→ Work instructions
1/ Print the passage from the Fort Negley data-cleaning page between "Approach to the Sources: Descendants" and "and historical researchers.", inclusive.
2/ Carry on writing the Fort Negley data-cleaning page from the point where it stops.

→ Text shown
* * * *

Builders And Defenders

Working With the Data

Home
Data Processing

Data Cleaning and Standardization

On this page, you can find information about how the database team approached the sources at the heart of the project. Here, we discuss how we cleaned data, standardized it in the system, and the methodology that guided us as we worked with the sources. You can also find details here about the types of sources we worked with, where they came from, and the software supporting the database.

Approach to the Sources: Descendants at the Center

In constructing this database, the team prioritized a social history approach to the sources. Focused on a bottom-up analysis that centered the individual Black laborers, soldiers, and their relationships, the database operates with a special interest in their personal information, lived experiences, and social networks. This focus on the social history of the Black builders and defenders of Fort Negley and Nashville helps to build the database as a detailed and broad finding aid and guide for further research by the Black Nashville community and Fort Negley descendants, genealogists, public historians and preservationists, and historical researchers.

For example, the team consulted Taneya Koonce and a handful of descendants to clarify how they would search for their ancestors. We asked what Black genealogists generally type into search boxes, and what presumptions come with those searches, and what types of things they are expecting to find, hoping to find, and in their wildest dreams, would like to find. Sutton also regularly attends meetings of the Nashville chapter of the African American Historical and Genealogical Society to hear how the presenting members reconstructed their family histories, and where they struggled. From there it became clear that we had to restructure the data to be people-first and relational. While the original Labor Rolls were used to keep track of hours, for both payment and the possibility for reimbursement to Union-sympathizing enslavers who voluntarily offered up the people they enslaved for Union labor, we could create our own categories and the ways they relate to one another and the rest of the data to help descendants find out more about their ancestors. We also changed category names to be more reflective of the ways in which we now use language (for example, “slave” became “enslaved,” and “Owned by” became “enslaved by,” and in other primary sources, “colored” became “Black”), while working with our developer to ensure that the outdated terms would return the same results if typed into the search bar. That way, the database website affirms the humanity of the enslaved, while not obscuring primary source documentation or making the searches any more cumbersome for those who are accustomed to seeing the offensive terminology on primary sources and using it in searches.

Further, Koonce instructed Sutton and the students working with the Fort Negley Descendants Project on the sources and places where most Black genealogists from Tennessee get stuck in their search, namely the “Brick Wall” of the 1870s: the dead end that the usual genealogical records hit prior to emancipation, when most Black Americans were not listed as people in their own right, but among the material possessions of others. Her specialist knowledge and local connections to descendants make her an invaluable advisor to the project and made it clear to Sutton that this project couldn’t be a mere transcription project where the creators remove themselves from the end product – it had to have clear subjective goals in order to be helpful for a specific audience. Therefore, the descendant community’s needs shaped what data we accepted, how we collected and cleaned it, how it will be made searchable, and what types of information from the sources becomes centered. To counter the disparity in access to genealogical and historical sources, the project has to be ruthless and unapologetic in centering descendant needs. This also has the side effect of restoring balance to the history of the Civil War as the vast majority of information readily available is about its white participants, making the database a valuable tool for public historians who want fairness, accuracy, and diversity in modern depictions of the conflict.

* * * *

→ Information provided
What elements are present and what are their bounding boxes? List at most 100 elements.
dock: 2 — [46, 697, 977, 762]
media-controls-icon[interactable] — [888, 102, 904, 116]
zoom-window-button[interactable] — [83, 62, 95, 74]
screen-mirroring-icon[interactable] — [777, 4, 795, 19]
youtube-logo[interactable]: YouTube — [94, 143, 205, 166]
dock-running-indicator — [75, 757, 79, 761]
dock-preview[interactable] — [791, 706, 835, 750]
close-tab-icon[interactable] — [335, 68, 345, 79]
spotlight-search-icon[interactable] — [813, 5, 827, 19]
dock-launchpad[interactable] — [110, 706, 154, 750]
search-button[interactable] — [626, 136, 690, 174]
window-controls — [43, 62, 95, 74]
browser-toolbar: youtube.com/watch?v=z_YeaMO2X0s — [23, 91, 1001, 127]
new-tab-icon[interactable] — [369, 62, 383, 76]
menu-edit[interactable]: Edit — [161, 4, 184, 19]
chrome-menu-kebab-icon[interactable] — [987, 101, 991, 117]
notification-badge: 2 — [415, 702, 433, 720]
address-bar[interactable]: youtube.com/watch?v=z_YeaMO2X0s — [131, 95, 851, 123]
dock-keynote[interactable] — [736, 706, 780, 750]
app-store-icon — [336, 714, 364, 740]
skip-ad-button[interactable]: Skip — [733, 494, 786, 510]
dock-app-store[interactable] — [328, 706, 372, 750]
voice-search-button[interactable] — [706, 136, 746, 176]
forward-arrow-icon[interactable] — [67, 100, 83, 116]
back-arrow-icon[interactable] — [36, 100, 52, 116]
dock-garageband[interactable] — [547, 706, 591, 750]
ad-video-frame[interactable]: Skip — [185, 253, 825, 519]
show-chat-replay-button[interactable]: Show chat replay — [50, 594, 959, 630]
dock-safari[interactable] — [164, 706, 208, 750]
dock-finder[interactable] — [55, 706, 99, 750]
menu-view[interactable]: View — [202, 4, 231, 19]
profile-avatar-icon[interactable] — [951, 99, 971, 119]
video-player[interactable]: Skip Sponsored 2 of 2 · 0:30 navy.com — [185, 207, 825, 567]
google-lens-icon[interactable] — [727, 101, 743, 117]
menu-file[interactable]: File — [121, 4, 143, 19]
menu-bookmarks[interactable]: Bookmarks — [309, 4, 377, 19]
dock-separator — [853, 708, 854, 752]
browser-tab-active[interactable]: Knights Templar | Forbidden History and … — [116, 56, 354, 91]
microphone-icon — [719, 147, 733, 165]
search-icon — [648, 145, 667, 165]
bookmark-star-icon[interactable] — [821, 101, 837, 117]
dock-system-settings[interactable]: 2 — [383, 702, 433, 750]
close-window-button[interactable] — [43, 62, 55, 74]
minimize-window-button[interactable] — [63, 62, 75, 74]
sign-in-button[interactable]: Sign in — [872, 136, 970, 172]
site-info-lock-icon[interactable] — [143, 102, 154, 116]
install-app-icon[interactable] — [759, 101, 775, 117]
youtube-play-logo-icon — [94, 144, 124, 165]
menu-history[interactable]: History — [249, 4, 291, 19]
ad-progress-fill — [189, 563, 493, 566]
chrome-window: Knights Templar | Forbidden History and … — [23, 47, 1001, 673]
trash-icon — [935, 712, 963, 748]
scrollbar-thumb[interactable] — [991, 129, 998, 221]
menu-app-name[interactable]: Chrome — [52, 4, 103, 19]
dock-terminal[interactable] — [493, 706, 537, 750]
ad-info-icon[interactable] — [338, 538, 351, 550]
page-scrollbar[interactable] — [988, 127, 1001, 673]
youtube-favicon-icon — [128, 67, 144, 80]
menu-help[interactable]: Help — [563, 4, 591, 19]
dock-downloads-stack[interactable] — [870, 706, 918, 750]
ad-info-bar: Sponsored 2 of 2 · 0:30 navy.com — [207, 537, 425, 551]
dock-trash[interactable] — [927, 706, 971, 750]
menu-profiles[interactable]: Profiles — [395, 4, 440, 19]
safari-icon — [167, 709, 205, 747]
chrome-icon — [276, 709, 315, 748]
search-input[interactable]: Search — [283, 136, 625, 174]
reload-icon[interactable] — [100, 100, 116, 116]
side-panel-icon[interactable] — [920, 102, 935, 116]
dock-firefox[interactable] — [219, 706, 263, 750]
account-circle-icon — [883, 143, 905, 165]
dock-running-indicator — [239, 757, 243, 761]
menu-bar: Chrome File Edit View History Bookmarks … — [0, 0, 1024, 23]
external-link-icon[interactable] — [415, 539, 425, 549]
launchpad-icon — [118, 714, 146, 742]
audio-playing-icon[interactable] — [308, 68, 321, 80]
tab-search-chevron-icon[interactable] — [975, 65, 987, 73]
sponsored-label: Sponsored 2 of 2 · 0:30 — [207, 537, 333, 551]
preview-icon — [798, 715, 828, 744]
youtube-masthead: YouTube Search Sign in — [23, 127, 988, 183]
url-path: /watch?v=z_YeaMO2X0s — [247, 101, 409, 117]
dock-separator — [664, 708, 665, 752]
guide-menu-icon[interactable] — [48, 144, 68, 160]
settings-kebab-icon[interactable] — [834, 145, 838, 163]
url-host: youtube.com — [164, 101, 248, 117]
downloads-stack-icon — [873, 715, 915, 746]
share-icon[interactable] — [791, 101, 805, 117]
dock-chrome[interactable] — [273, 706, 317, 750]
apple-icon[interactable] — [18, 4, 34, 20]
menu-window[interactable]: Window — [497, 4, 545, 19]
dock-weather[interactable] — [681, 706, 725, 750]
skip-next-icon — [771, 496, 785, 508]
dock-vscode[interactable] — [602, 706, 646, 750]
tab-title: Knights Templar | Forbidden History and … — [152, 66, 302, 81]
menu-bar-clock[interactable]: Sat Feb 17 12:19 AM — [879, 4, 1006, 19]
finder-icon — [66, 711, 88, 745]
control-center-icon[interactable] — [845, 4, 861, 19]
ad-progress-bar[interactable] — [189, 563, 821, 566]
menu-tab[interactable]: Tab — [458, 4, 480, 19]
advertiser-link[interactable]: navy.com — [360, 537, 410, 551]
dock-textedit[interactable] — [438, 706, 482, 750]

* * * *

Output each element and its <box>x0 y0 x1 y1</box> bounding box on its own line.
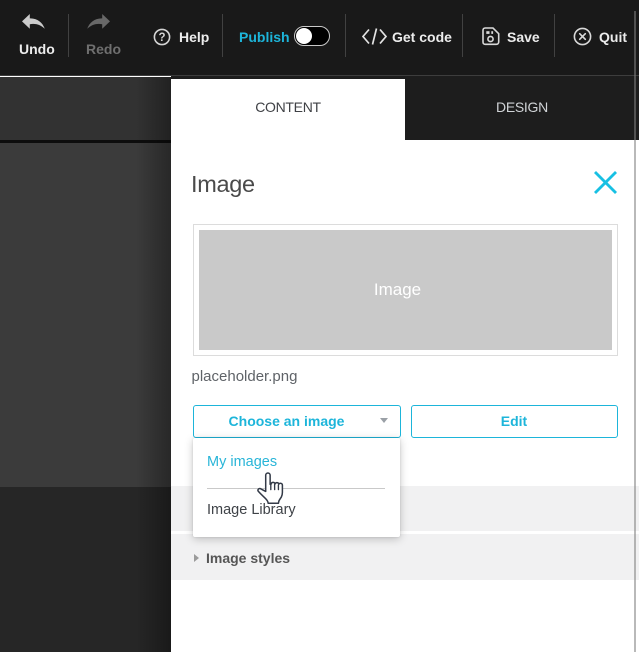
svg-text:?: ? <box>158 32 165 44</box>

* * * *

→ Responses in order
1/
Approach to the Sources: Descendants at the Center

In constructing this database, the team prioritized a social history approach to the sources. Focused on a bottom-up analysis that centered the individual Black laborers, soldiers, and their relationships, the database operates with a special interest in their personal information, lived experiences, and social networks. This focus on the social history of the Black builders and defenders of Fort Negley and Nashville helps to build the database as a detailed and broad finding aid and guide for further research by the Black Nashville community and Fort Negley descendants, genealogists, public historians and preservationists, and historical researchers.

2/
Identifying Personal and Demographic Information

Some of the key details about people in the database include: person identifier (a unique identifier for the person); names (including given name, surname, and alternate names); birth and death dates, origin (such as birthplace); sex, color, status (identifying the free or enslaved status of individuals); and occupation. In addition, when there was information about an individual that the database did not have a specific category for, we put those details into the “Description” section for each individual. Here, researchers can find rich notes about the laborers, soldiers, and their family members summarized from primary sources. Additional personal information about the people in the database include relationships, events, and reference – discussed in more detail below.

Description Section and Notes

Mentioned above, the “Description” category for individuals is where some of the richest information lies. Written as brief notes, this is where the team summarized information about individuals from primary sources that did not fit into a pre-established category, yet was important to connect to the person. Details in this section range widely – for example, from additional information about the laborers, such as their time worked, rate of pay, if they were ever paid; notes written in sources about individuals (such as if they were free, assigned to specific forts or jobs, or any other additional notes left by the writers of the sources); summary information about the context of the types of sources they appear in (these types of notes are specifically in the US Army Corps of Engineers dataset as their sources were mostly letters and military documents); notes about the rank in and out of USCT soldiers; and summary notes about the experiences of the 12th Regiment USCT from their compiled service records.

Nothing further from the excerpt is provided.